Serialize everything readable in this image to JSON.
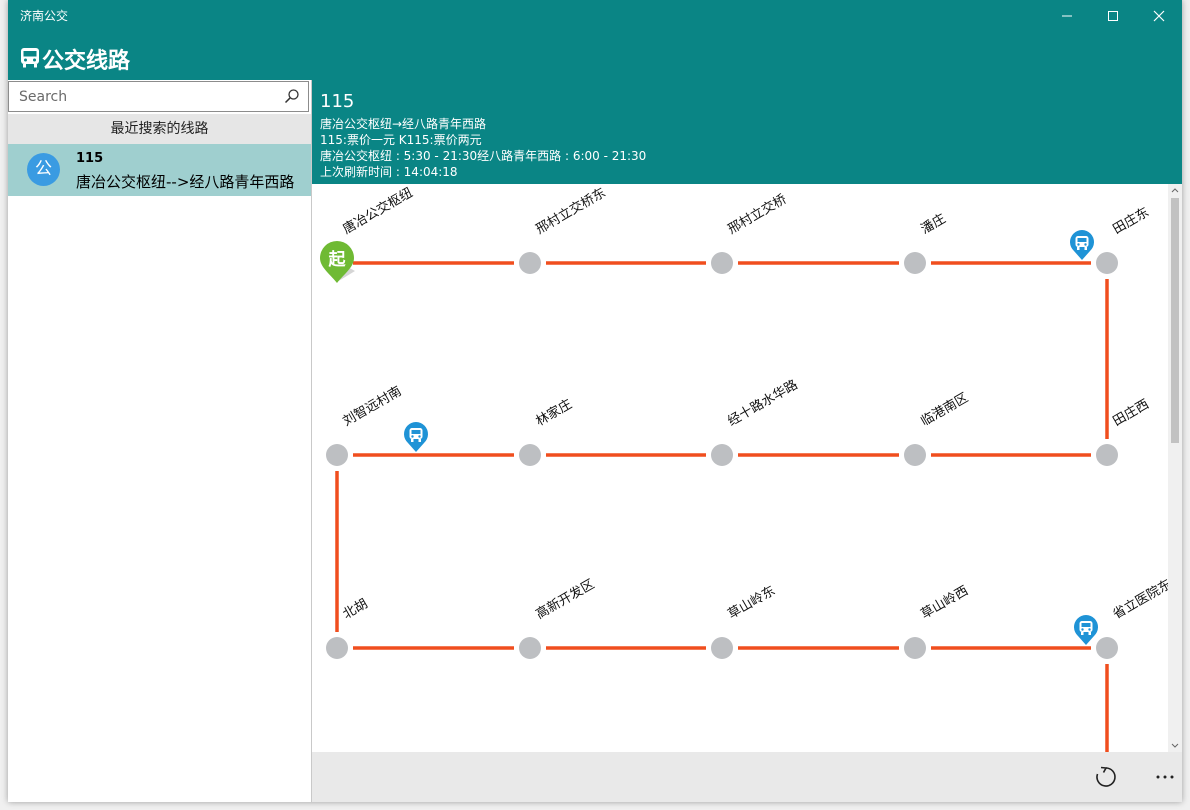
{
  "window": {
    "title": "济南公交"
  },
  "app": {
    "title": "公交线路"
  },
  "search": {
    "placeholder": "Search",
    "value": ""
  },
  "recent": {
    "header": "最近搜索的线路",
    "items": [
      {
        "avatar": "公",
        "number": "115",
        "desc": "唐冶公交枢纽-->经八路青年西路"
      }
    ]
  },
  "route": {
    "number": "115",
    "direction": "唐冶公交枢纽→经八路青年西路",
    "fares": "115:票价一元  K115:票价两元",
    "hours": "唐冶公交枢纽 : 5:30 - 21:30经八路青年西路 : 6:00 - 21:30",
    "refresh": "上次刷新时间 : 14:04:18"
  },
  "map": {
    "line_color": "#f04e1e",
    "stop_color": "#bdbfc2",
    "start_marker_label": "起",
    "start_marker_color": "#6fba34",
    "bus_marker_color": "#1f93d6",
    "stops": [
      "唐冶公交枢纽",
      "邢村立交桥东",
      "邢村立交桥",
      "潘庄",
      "田庄东",
      "田庄西",
      "临港南区",
      "经十路水华路",
      "林家庄",
      "刘智远村南",
      "北胡",
      "高新开发区",
      "草山岭东",
      "草山岭西",
      "省立医院东"
    ],
    "buses_near": [
      "田庄东",
      "刘智远村南",
      "省立医院东"
    ]
  },
  "icons": [
    "bus-icon",
    "search-icon",
    "minimize-icon",
    "maximize-icon",
    "close-icon",
    "refresh-icon",
    "more-icon"
  ]
}
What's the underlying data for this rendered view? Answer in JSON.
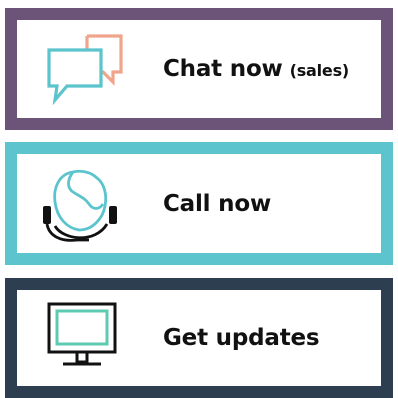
{
  "buttons": [
    {
      "id": "chat",
      "label": "Chat now",
      "sublabel": "(sales)",
      "icon": "chat-bubbles-icon",
      "border_color": "#6c5479",
      "icon_colors": [
        "#f0a48a",
        "#5bc4cc"
      ]
    },
    {
      "id": "call",
      "label": "Call now",
      "sublabel": "",
      "icon": "headset-agent-icon",
      "border_color": "#5bc4cc",
      "icon_colors": [
        "#5bc4cc",
        "#111111"
      ]
    },
    {
      "id": "updates",
      "label": "Get updates",
      "sublabel": "",
      "icon": "monitor-icon",
      "border_color": "#2d3e50",
      "icon_colors": [
        "#111111",
        "#5ccbb1"
      ]
    }
  ]
}
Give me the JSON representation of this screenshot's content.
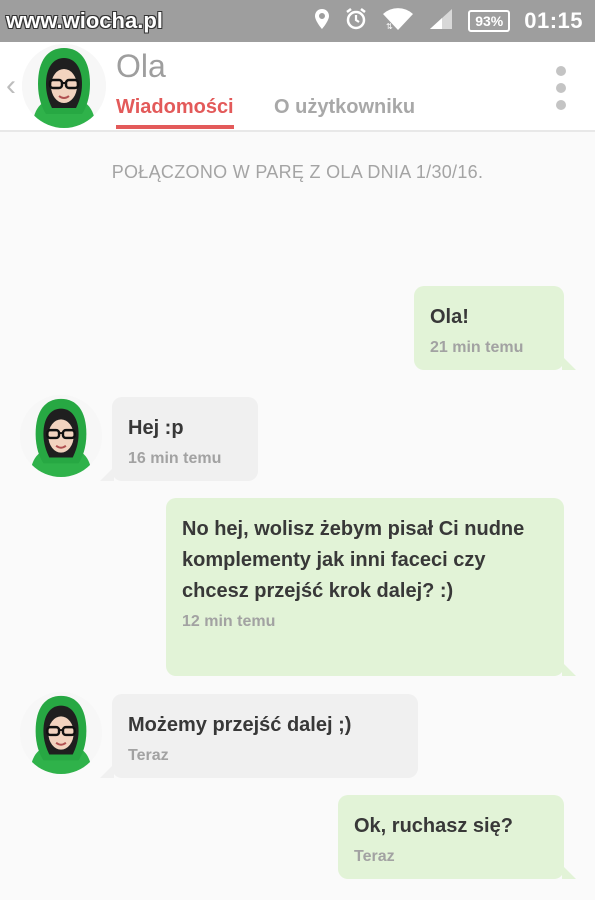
{
  "statusbar": {
    "watermark": "www.wiocha.pl",
    "battery": "93%",
    "time": "01:15",
    "icons": [
      "location-icon",
      "alarm-icon",
      "wifi-icon",
      "signal-icon"
    ]
  },
  "header": {
    "back_icon": "chevron-left-icon",
    "contact_name": "Ola",
    "tabs": [
      {
        "label": "Wiadomości",
        "active": true
      },
      {
        "label": "O użytkowniku",
        "active": false
      }
    ],
    "menu_icon": "more-vertical-icon"
  },
  "matched_text": "POŁĄCZONO W PARĘ Z OLA DNIA 1/30/16.",
  "messages": [
    {
      "direction": "out",
      "text": "Ola!",
      "time": "21 min temu"
    },
    {
      "direction": "in",
      "text": "Hej :p",
      "time": "16 min temu"
    },
    {
      "direction": "out",
      "text": "No hej, wolisz żebym pisał Ci nudne komplementy jak inni faceci czy chcesz przejść krok dalej?  :)",
      "time": "12 min temu"
    },
    {
      "direction": "in",
      "text": "Możemy przejść dalej ;)",
      "time": "Teraz"
    },
    {
      "direction": "out",
      "text": "Ok, ruchasz się?",
      "time": "Teraz"
    }
  ],
  "colors": {
    "accent": "#e35a5a",
    "outgoing_bubble": "#e2f3d7",
    "incoming_bubble": "#f0f0f0",
    "statusbar": "#9e9e9e"
  }
}
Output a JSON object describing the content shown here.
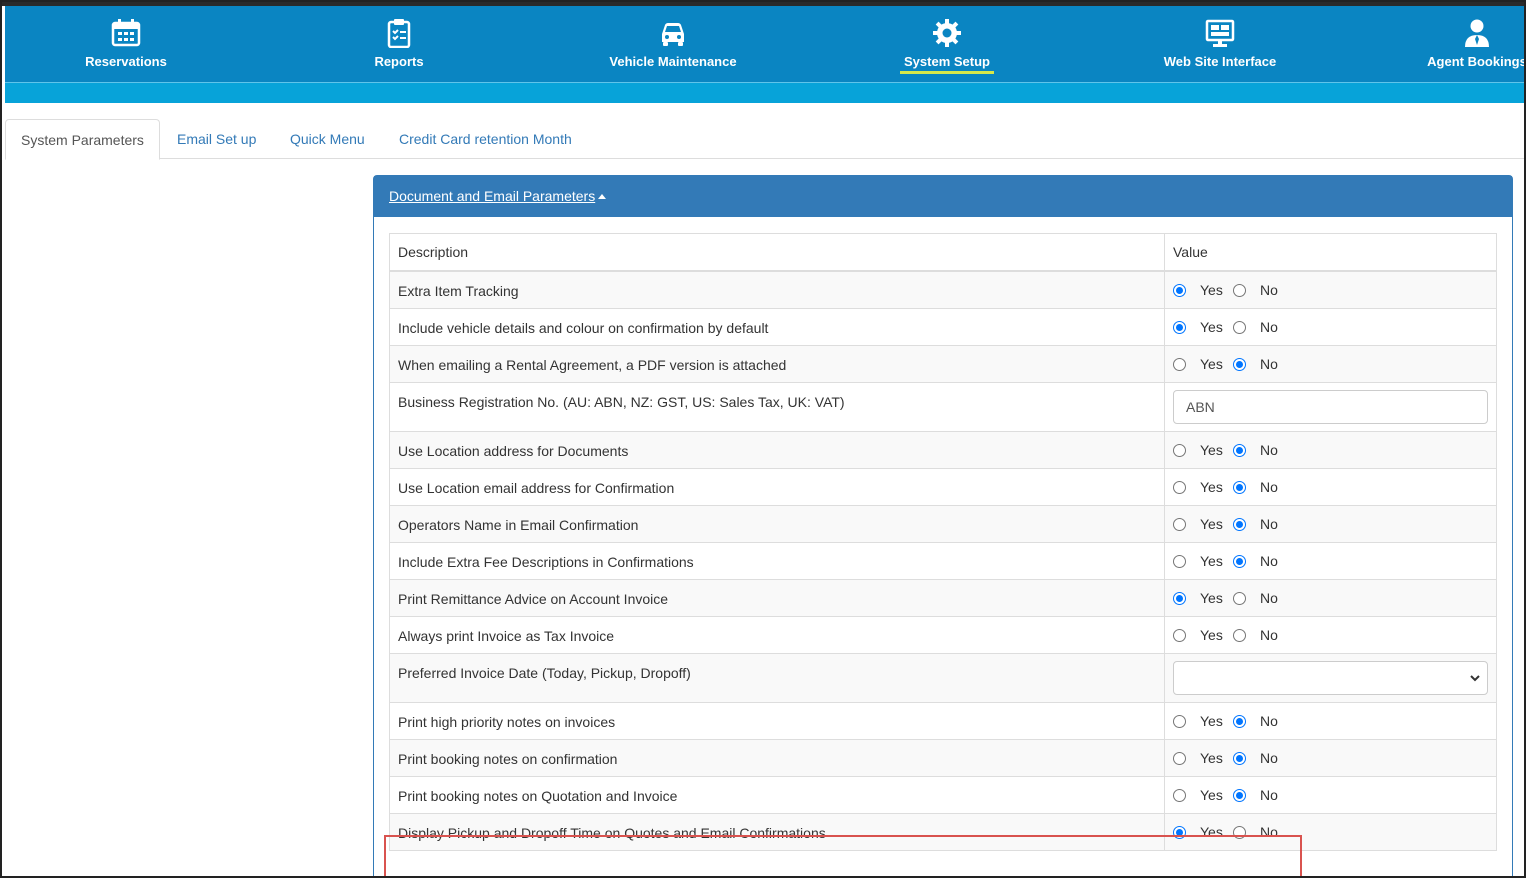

__What the task requires__
Repeat the records above exactly, leaving out any pictures they contain.

__The result__
Serialize everything readable in this image to JSON.
{
  "window": {
    "title": "济南公交"
  },
  "app": {
    "title": "公交线路"
  },
  "search": {
    "placeholder": "Search",
    "value": ""
  },
  "recent": {
    "header": "最近搜索的线路",
    "items": [
      {
        "avatar": "公",
        "number": "115",
        "desc": "唐冶公交枢纽-->经八路青年西路"
      }
    ]
  },
  "route": {
    "number": "115",
    "direction": "唐冶公交枢纽→经八路青年西路",
    "fares": "115:票价一元  K115:票价两元",
    "hours": "唐冶公交枢纽 : 5:30 - 21:30经八路青年西路 : 6:00 - 21:30",
    "refresh": "上次刷新时间 : 14:04:18"
  },
  "map": {
    "line_color": "#f04e1e",
    "stop_color": "#bdbfc2",
    "start_marker_label": "起",
    "start_marker_color": "#6fba34",
    "bus_marker_color": "#1f93d6",
    "stops": [
      "唐冶公交枢纽",
      "邢村立交桥东",
      "邢村立交桥",
      "潘庄",
      "田庄东",
      "田庄西",
      "临港南区",
      "经十路水华路",
      "林家庄",
      "刘智远村南",
      "北胡",
      "高新开发区",
      "草山岭东",
      "草山岭西",
      "省立医院东"
    ],
    "buses_near": [
      "田庄东",
      "刘智远村南",
      "省立医院东"
    ]
  },
  "icons": [
    "bus-icon",
    "search-icon",
    "minimize-icon",
    "maximize-icon",
    "close-icon",
    "refresh-icon",
    "more-icon"
  ]
}
What's the underlying data for this rendered view? Answer in JSON.
{
  "buttons": [
    {
      "id": "chat",
      "label": "Chat now",
      "sublabel": "(sales)",
      "icon": "chat-bubbles-icon",
      "border_color": "#6c5479",
      "icon_colors": [
        "#f0a48a",
        "#5bc4cc"
      ]
    },
    {
      "id": "call",
      "label": "Call now",
      "sublabel": "",
      "icon": "headset-agent-icon",
      "border_color": "#5bc4cc",
      "icon_colors": [
        "#5bc4cc",
        "#111111"
      ]
    },
    {
      "id": "updates",
      "label": "Get updates",
      "sublabel": "",
      "icon": "monitor-icon",
      "border_color": "#2d3e50",
      "icon_colors": [
        "#111111",
        "#5ccbb1"
      ]
    }
  ]
}
Give me the JSON representation of this screenshot's content.
{
  "statusbar": {
    "watermark": "www.wiocha.pl",
    "battery": "93%",
    "time": "01:15",
    "icons": [
      "location-icon",
      "alarm-icon",
      "wifi-icon",
      "signal-icon"
    ]
  },
  "header": {
    "back_icon": "chevron-left-icon",
    "contact_name": "Ola",
    "tabs": [
      {
        "label": "Wiadomości",
        "active": true
      },
      {
        "label": "O użytkowniku",
        "active": false
      }
    ],
    "menu_icon": "more-vertical-icon"
  },
  "matched_text": "POŁĄCZONO W PARĘ Z OLA DNIA 1/30/16.",
  "messages": [
    {
      "direction": "out",
      "text": "Ola!",
      "time": "21 min temu"
    },
    {
      "direction": "in",
      "text": "Hej :p",
      "time": "16 min temu"
    },
    {
      "direction": "out",
      "text": "No hej, wolisz żebym pisał Ci nudne komplementy jak inni faceci czy chcesz przejść krok dalej?  :)",
      "time": "12 min temu"
    },
    {
      "direction": "in",
      "text": "Możemy przejść dalej ;)",
      "time": "Teraz"
    },
    {
      "direction": "out",
      "text": "Ok, ruchasz się?",
      "time": "Teraz"
    }
  ],
  "colors": {
    "accent": "#e35a5a",
    "outgoing_bubble": "#e2f3d7",
    "incoming_bubble": "#f0f0f0",
    "statusbar": "#9e9e9e"
  }
}
Output a JSON object describing the content shown here.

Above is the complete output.